## Aim of the task
Copy out, from the entries below, each line holding the string "Applicable".

## The records
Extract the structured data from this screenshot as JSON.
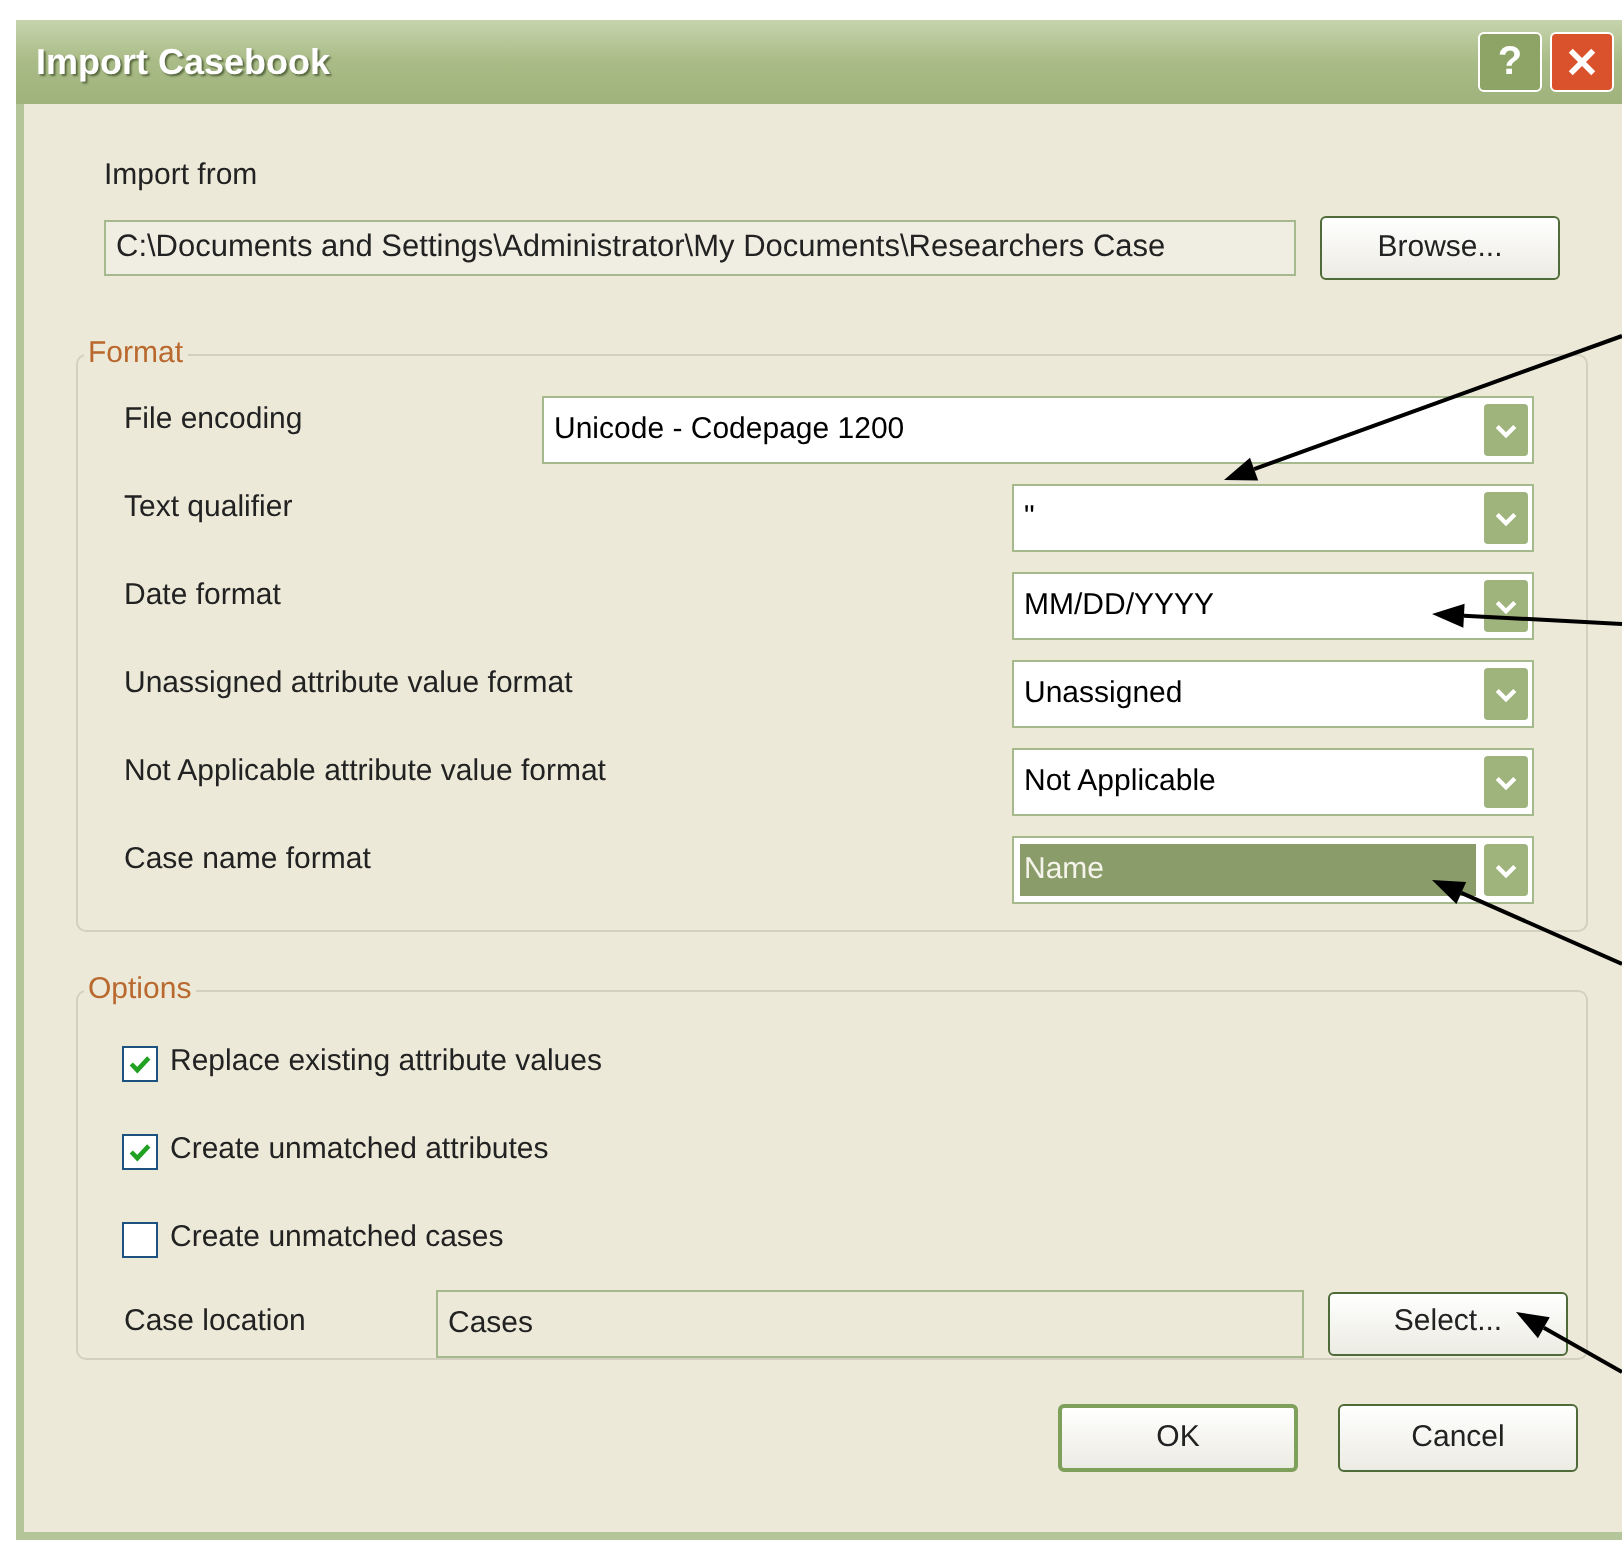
{
  "window": {
    "title": "Import Casebook",
    "help_button": "?"
  },
  "import_from": {
    "label": "Import from",
    "path": "C:\\Documents and Settings\\Administrator\\My Documents\\Researchers Case",
    "browse_button": "Browse..."
  },
  "format": {
    "title": "Format",
    "fields": [
      {
        "label": "File encoding",
        "value": "Unicode - Codepage 1200",
        "selected": false
      },
      {
        "label": "Text qualifier",
        "value": "\"",
        "selected": false
      },
      {
        "label": "Date format",
        "value": "MM/DD/YYYY",
        "selected": false
      },
      {
        "label": "Unassigned attribute value format",
        "value": "Unassigned",
        "selected": false
      },
      {
        "label": "Not Applicable attribute value format",
        "value": "Not Applicable",
        "selected": false
      },
      {
        "label": "Case name format",
        "value": "Name",
        "selected": true
      }
    ]
  },
  "options": {
    "title": "Options",
    "checkboxes": [
      {
        "label": "Replace existing attribute values",
        "checked": true
      },
      {
        "label": "Create unmatched attributes",
        "checked": true
      },
      {
        "label": "Create unmatched cases",
        "checked": false
      }
    ],
    "case_location": {
      "label": "Case location",
      "value": "Cases",
      "button": "Select..."
    }
  },
  "buttons": [
    {
      "label": "OK",
      "default": true
    },
    {
      "label": "Cancel",
      "default": false
    }
  ]
}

## Written solution
        "label": "Not Applicable attribute value format",
        "value": "Not Applicable",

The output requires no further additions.